──────── Source records ────────

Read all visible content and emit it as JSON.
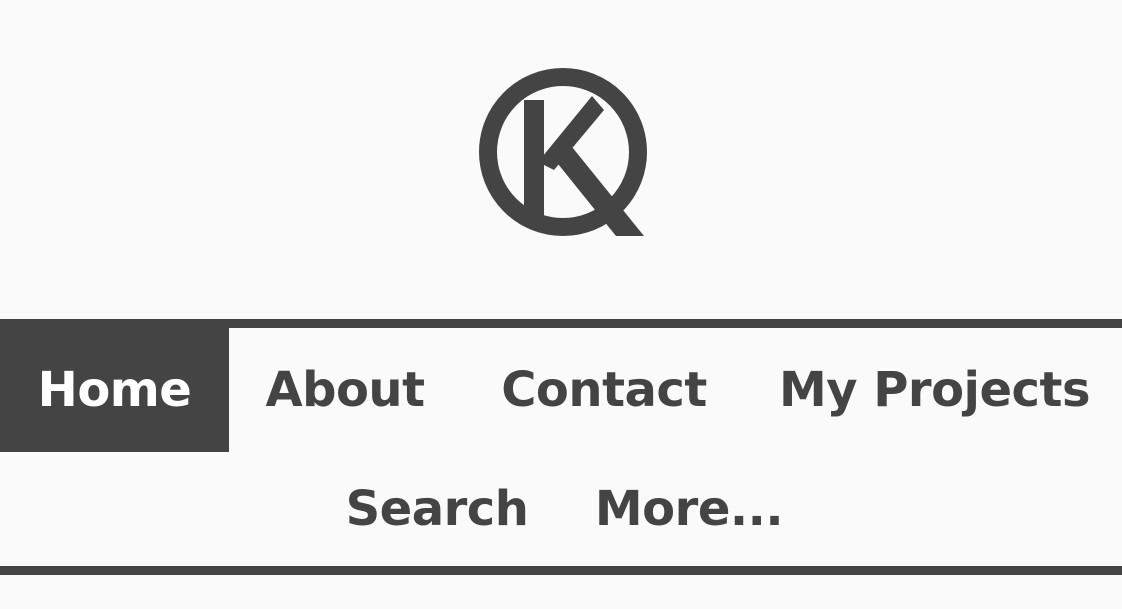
{
  "theme": {
    "background": "#fafafa",
    "accent": "#444444",
    "active_text": "#ffffff"
  },
  "logo": {
    "icon": "k-circle-logo-icon"
  },
  "nav": {
    "items": [
      {
        "label": "Home",
        "active": true
      },
      {
        "label": "About",
        "active": false
      },
      {
        "label": "Contact",
        "active": false
      },
      {
        "label": "My Projects",
        "active": false
      },
      {
        "label": "Search",
        "active": false
      },
      {
        "label": "More...",
        "active": false
      }
    ]
  }
}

────────

• Short task: Count how many lines hold the string "label" and give that number alone.

• Correct result: 6